▶ Study text
How Kenya can tame healthcare costs through health cooperatives

Jaramogi Oginga Odinga Teaching and Referral Hospital

Health workers attend to a patient recuperating from Covid-19 at Jaramogi Oginga Odinga Teaching and Referral Hospital in Kisumu County on June 10, 2021. 

Photo credit: Tonny Omondi | Nation Media Group

The cost of accessing healthcare in Kenya is way beyond what many can afford, even with the government including universal health coverage (UCH) in the government’s ‘Big Four Agenda’. Even with insurance, many families still go into their reserves to pay hospital bills.

Struggling under huge health bills incurred by Covid-19 patients, insurance firms’ financial bases are haemorrhaging under altered business dynamics, forcing them to propose reforms to reduce payouts.

For example, the National Health Insurance Fund (NHIF) recently proposed reduced payouts to health facilities, which would see reductions of at least Sh2.9 billion for Financial Year 2021/2022. But that would force many beneficiaries to top up on their medical bills.

A recent study put Covid-19 management costs at two to four times the average claim reported by NHIF. It points to the need to mobilise resources and explore alternative service delivery models to reduce costs.

▶ Information shown
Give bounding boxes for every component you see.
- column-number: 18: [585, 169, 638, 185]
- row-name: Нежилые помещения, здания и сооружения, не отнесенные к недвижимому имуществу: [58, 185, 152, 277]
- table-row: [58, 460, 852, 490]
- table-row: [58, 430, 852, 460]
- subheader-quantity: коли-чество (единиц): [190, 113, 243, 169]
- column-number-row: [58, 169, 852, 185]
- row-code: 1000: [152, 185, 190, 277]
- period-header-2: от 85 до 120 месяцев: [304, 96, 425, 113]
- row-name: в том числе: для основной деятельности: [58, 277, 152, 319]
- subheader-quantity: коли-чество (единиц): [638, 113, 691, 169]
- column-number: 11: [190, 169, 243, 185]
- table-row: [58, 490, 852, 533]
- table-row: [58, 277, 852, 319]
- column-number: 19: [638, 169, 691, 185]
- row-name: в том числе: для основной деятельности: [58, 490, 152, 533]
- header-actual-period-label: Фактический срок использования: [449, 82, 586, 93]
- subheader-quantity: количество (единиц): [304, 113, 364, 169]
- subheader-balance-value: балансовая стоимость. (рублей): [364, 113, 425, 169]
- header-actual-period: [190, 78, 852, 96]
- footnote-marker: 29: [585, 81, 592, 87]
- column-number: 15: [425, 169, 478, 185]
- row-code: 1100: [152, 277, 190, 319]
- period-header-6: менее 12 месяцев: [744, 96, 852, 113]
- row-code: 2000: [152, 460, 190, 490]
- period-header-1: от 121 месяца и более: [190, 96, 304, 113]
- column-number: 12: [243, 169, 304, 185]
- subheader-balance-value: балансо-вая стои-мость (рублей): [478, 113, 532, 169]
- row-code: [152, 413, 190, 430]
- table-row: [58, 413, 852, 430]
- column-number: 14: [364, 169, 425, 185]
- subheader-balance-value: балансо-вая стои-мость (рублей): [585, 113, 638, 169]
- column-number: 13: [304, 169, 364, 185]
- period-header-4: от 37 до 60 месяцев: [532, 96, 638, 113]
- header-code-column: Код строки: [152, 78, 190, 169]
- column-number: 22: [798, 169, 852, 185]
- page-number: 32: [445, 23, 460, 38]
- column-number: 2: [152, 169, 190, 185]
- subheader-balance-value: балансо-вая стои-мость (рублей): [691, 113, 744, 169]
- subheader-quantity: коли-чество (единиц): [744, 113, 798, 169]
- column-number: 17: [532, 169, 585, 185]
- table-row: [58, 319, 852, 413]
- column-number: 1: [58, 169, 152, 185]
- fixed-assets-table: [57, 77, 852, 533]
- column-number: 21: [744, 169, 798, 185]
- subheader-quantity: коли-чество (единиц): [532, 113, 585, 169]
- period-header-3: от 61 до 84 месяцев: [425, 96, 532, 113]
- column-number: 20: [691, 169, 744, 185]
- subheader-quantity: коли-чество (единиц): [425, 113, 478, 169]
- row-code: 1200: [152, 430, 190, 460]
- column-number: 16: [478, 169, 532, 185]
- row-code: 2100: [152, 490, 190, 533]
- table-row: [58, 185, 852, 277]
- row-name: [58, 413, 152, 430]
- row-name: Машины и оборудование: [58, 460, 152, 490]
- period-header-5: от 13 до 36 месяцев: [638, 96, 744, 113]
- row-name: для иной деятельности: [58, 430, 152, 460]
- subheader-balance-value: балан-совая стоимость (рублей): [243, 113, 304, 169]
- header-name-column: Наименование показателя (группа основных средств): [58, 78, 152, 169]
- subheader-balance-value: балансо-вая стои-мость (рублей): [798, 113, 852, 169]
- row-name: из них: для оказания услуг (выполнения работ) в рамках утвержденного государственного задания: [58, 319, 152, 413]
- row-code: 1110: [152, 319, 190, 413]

▶ Exercise objective
Please answer these questions from the article on Kenya's healthcare costs:
1. In which county is the hospital in the photo caption?
2. What minimum reduction for Financial Year 2021/2022 would the NHIF's proposed payout cuts bring?
3. How many times the average NHIF claim did a recent study put Covid-19 management costs at?
The records are not needed for this.

▶ Exercise output
1. Kisumu County
2. At least Sh2.9 billion
3. Two to four times